■ Exercise objective
Count how many lines of the material contain the string "colla", then give that number and nothing more.

-- Start Record extracts --

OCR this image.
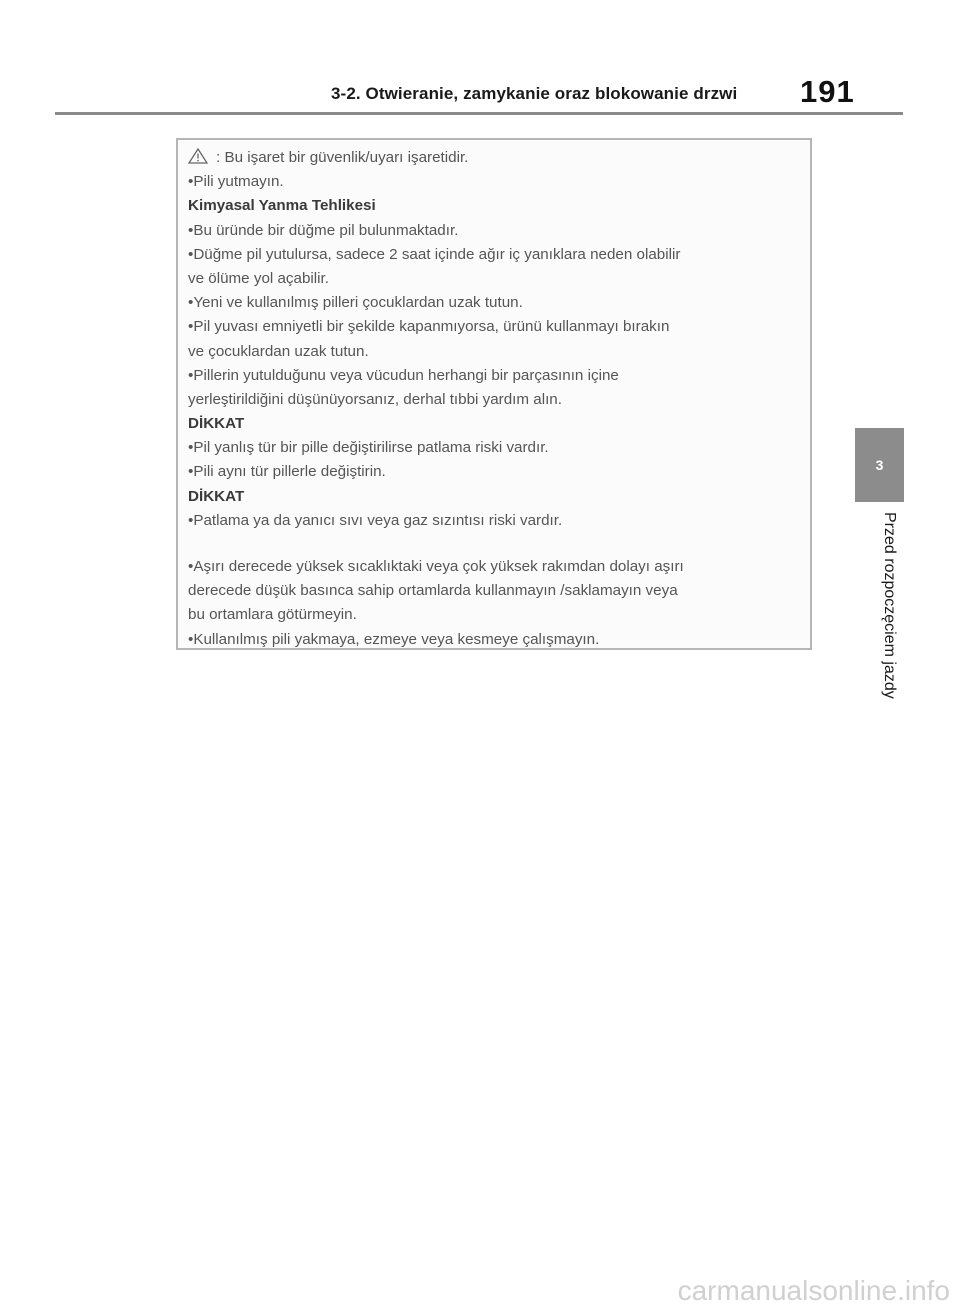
3-2. Otwieranie, zamykanie oraz blokowanie drzwi 191
3
Przed rozpoczęciem jazdy
: Bu işaret bir güvenlik/uyarı işaretidir.
•Pili yutmayın.
Kimyasal Yanma Tehlikesi
•Bu üründe bir düğme pil bulunmaktadır.
•Düğme pil yutulursa, sadece 2 saat içinde ağır iç yanıklara neden olabilir
ve ölüme yol açabilir.
•Yeni ve kullanılmış pilleri çocuklardan uzak tutun.
•Pil yuvası emniyetli bir şekilde kapanmıyorsa, ürünü kullanmayı bırakın
ve çocuklardan uzak tutun.
•Pillerin yutulduğunu veya vücudun herhangi bir parçasının içine
yerleştirildiğini düşünüyorsanız, derhal tıbbi yardım alın.
DİKKAT
•Pil yanlış tür bir pille değiştirilirse patlama riski vardır.
•Pili aynı tür pillerle değiştirin.
DİKKAT
•Patlama ya da yanıcı sıvı veya gaz sızıntısı riski vardır.
•Aşırı derecede yüksek sıcaklıktaki veya çok yüksek rakımdan dolayı aşırı
derecede düşük basınca sahip ortamlarda kullanmayın /saklamayın veya
bu ortamlara götürmeyin.
•Kullanılmış pili yakmaya, ezmeye veya kesmeye çalışmayın.
carmanualsonline.info
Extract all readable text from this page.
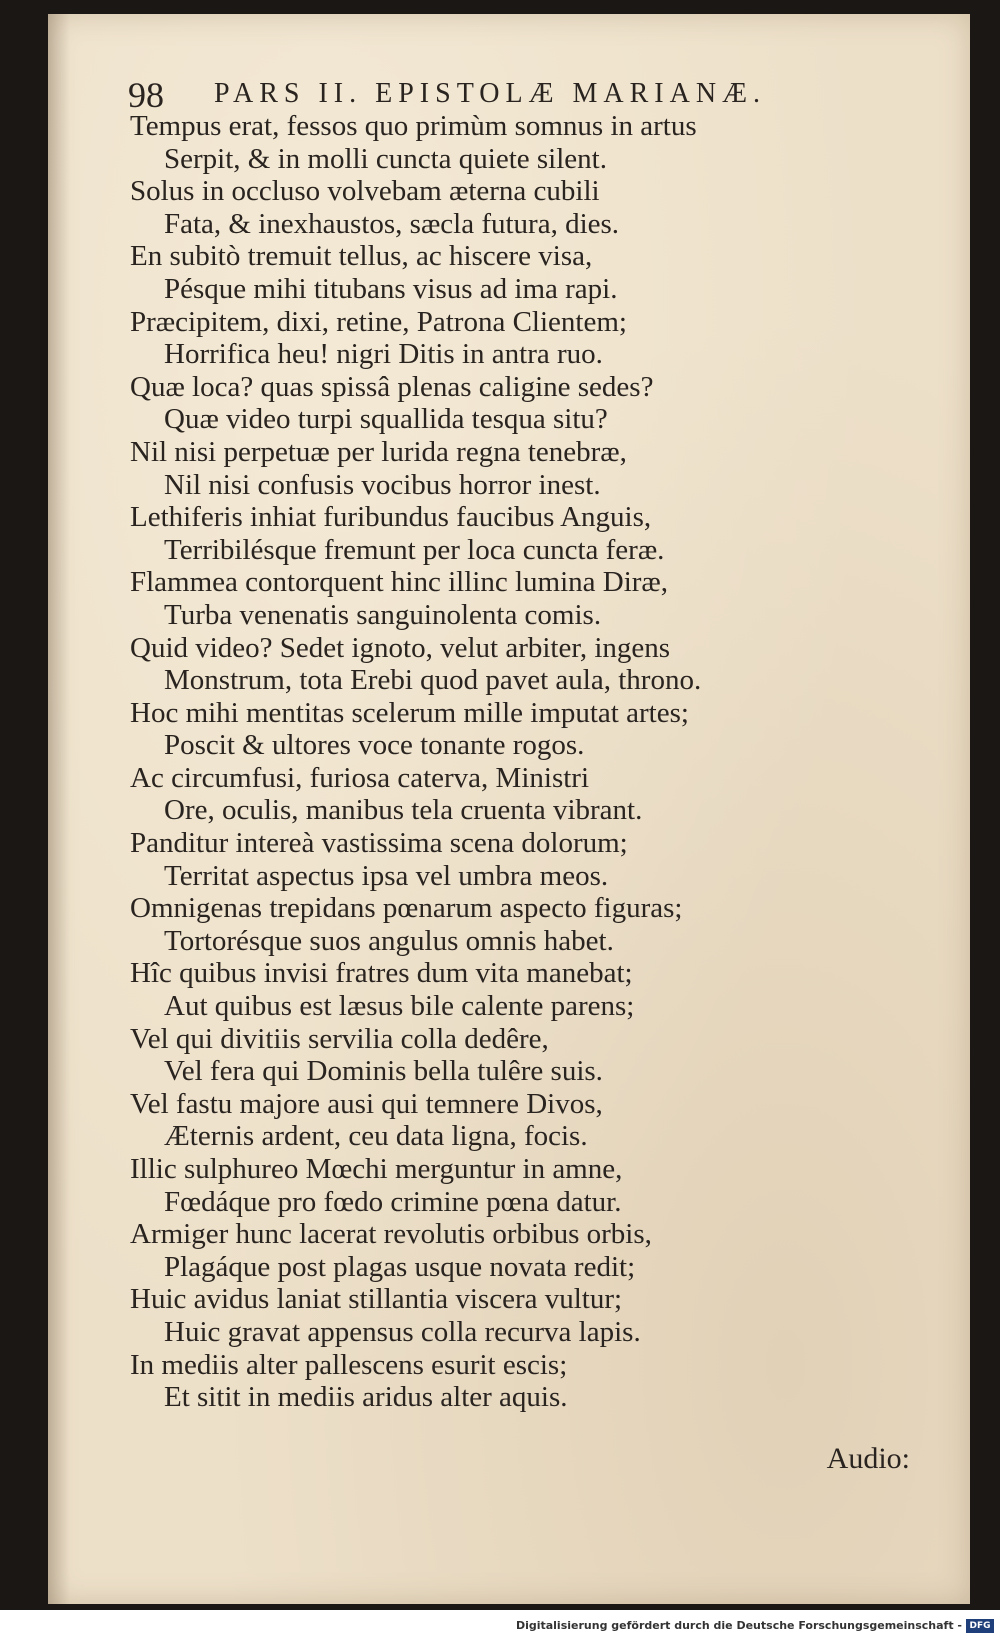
98 PARS II. EPISTOLÆ MARIANÆ.
Tempus erat, fessos quo primùm somnus in artus
Serpit, & in molli cuncta quiete silent.
Solus in occluso volvebam æterna cubili
Fata, & inexhaustos, sæcla futura, dies.
En subitò tremuit tellus, ac hiscere visa,
Pésque mihi titubans visus ad ima rapi.
Præcipitem, dixi, retine, Patrona Clientem;
Horrifica heu! nigri Ditis in antra ruo.
Quæ loca? quas spissâ plenas caligine sedes?
Quæ video turpi squallida tesqua situ?
Nil nisi perpetuæ per lurida regna tenebræ,
Nil nisi confusis vocibus horror inest.
Lethiferis inhiat furibundus faucibus Anguis,
Terribilésque fremunt per loca cuncta feræ.
Flammea contorquent hinc illinc lumina Diræ,
Turba venenatis sanguinolenta comis.
Quid video? Sedet ignoto, velut arbiter, ingens
Monstrum, tota Erebi quod pavet aula, throno.
Hoc mihi mentitas scelerum mille imputat artes;
Poscit & ultores voce tonante rogos.
Ac circumfusi, furiosa caterva, Ministri
Ore, oculis, manibus tela cruenta vibrant.
Panditur intereà vastissima scena dolorum;
Territat aspectus ipsa vel umbra meos.
Omnigenas trepidans pœnarum aspecto figuras;
Tortorésque suos angulus omnis habet.
Hîc quibus invisi fratres dum vita manebat;
Aut quibus est læsus bile calente parens;
Vel qui divitiis servilia colla dedêre,
Vel fera qui Dominis bella tulêre suis.
Vel fastu majore ausi qui temnere Divos,
Æternis ardent, ceu data ligna, focis.
Illic sulphureo Mœchi merguntur in amne,
Fœdáque pro fœdo crimine pœna datur.
Armiger hunc lacerat revolutis orbibus orbis,
Plagáque post plagas usque novata redit;
Huic avidus laniat stillantia viscera vultur;
Huic gravat appensus colla recurva lapis.
In mediis alter pallescens esurit escis;
Et sitit in mediis aridus alter aquis.
Audio:
Digitalisierung gefördert durch die Deutsche Forschungsgemeinschaft - DFG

-- End Record extracts --

■ Answer to the task
2